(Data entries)
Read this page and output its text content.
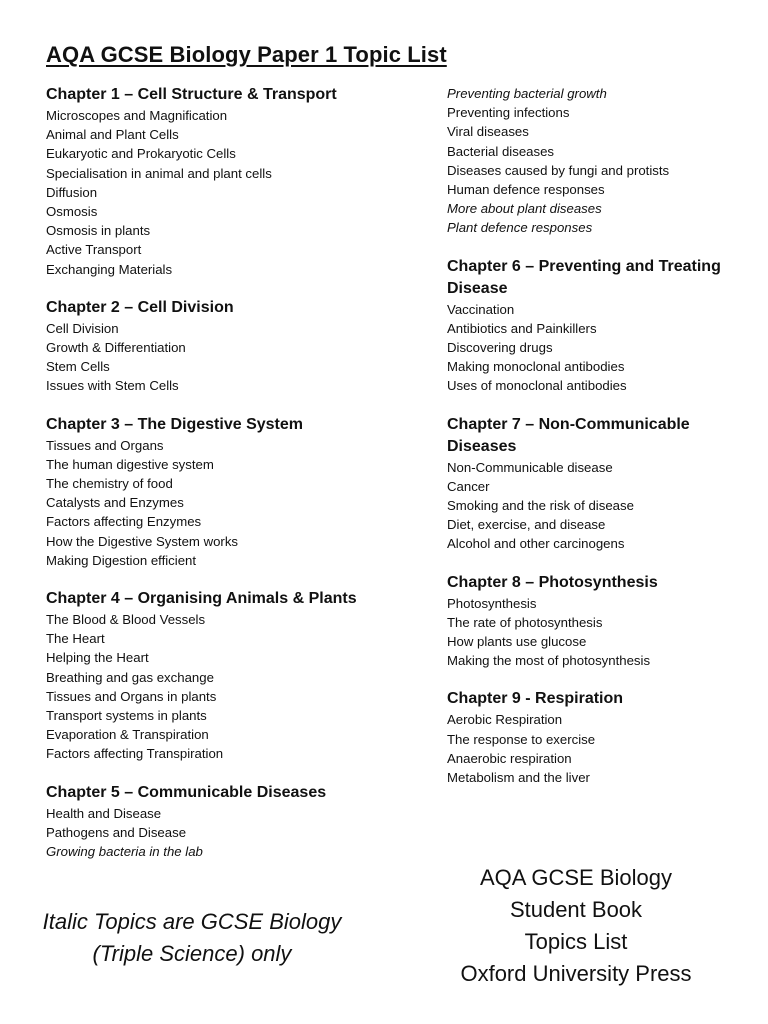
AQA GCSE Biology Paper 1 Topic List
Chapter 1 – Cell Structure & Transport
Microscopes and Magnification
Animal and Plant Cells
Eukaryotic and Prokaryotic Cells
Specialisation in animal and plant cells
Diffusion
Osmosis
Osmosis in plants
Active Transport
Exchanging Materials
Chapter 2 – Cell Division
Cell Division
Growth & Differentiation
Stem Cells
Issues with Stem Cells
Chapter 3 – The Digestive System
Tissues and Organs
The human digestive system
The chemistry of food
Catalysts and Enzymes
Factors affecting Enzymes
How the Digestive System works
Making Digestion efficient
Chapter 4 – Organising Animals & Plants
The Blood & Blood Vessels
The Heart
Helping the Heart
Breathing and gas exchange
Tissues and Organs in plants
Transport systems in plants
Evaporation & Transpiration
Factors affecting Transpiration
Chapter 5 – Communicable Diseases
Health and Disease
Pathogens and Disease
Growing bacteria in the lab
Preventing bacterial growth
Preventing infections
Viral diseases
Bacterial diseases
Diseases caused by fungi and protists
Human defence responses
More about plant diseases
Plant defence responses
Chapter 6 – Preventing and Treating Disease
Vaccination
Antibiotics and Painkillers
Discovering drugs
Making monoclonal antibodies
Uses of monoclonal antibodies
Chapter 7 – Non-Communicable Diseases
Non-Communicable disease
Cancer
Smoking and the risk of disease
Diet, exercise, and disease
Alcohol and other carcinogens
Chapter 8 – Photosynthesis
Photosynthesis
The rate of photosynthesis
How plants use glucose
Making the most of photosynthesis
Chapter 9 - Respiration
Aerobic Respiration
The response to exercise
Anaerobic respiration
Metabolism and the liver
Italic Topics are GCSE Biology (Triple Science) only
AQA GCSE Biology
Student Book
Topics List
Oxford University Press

* Problem to solve: Word-for-word output of every record is needed, with images omitted.

* Task solution:
Read this page and output its text content.
AQA GCSE Biology Paper 1 Topic List
Chapter 1 – Cell Structure & Transport
Microscopes and Magnification
Animal and Plant Cells
Eukaryotic and Prokaryotic Cells
Specialisation in animal and plant cells
Diffusion
Osmosis
Osmosis in plants
Active Transport
Exchanging Materials
Chapter 2 – Cell Division
Cell Division
Growth & Differentiation
Stem Cells
Issues with Stem Cells
Chapter 3 – The Digestive System
Tissues and Organs
The human digestive system
The chemistry of food
Catalysts and Enzymes
Factors affecting Enzymes
How the Digestive System works
Making Digestion efficient
Chapter 4 – Organising Animals & Plants
The Blood & Blood Vessels
The Heart
Helping the Heart
Breathing and gas exchange
Tissues and Organs in plants
Transport systems in plants
Evaporation & Transpiration
Factors affecting Transpiration
Chapter 5 – Communicable Diseases
Health and Disease
Pathogens and Disease
Growing bacteria in the lab
Preventing bacterial growth
Preventing infections
Viral diseases
Bacterial diseases
Diseases caused by fungi and protists
Human defence responses
More about plant diseases
Plant defence responses
Chapter 6 – Preventing and Treating Disease
Vaccination
Antibiotics and Painkillers
Discovering drugs
Making monoclonal antibodies
Uses of monoclonal antibodies
Chapter 7 – Non-Communicable Diseases
Non-Communicable disease
Cancer
Smoking and the risk of disease
Diet, exercise, and disease
Alcohol and other carcinogens
Chapter 8 – Photosynthesis
Photosynthesis
The rate of photosynthesis
How plants use glucose
Making the most of photosynthesis
Chapter 9 - Respiration
Aerobic Respiration
The response to exercise
Anaerobic respiration
Metabolism and the liver
Italic Topics are GCSE Biology (Triple Science) only
AQA GCSE Biology
Student Book
Topics List
Oxford University Press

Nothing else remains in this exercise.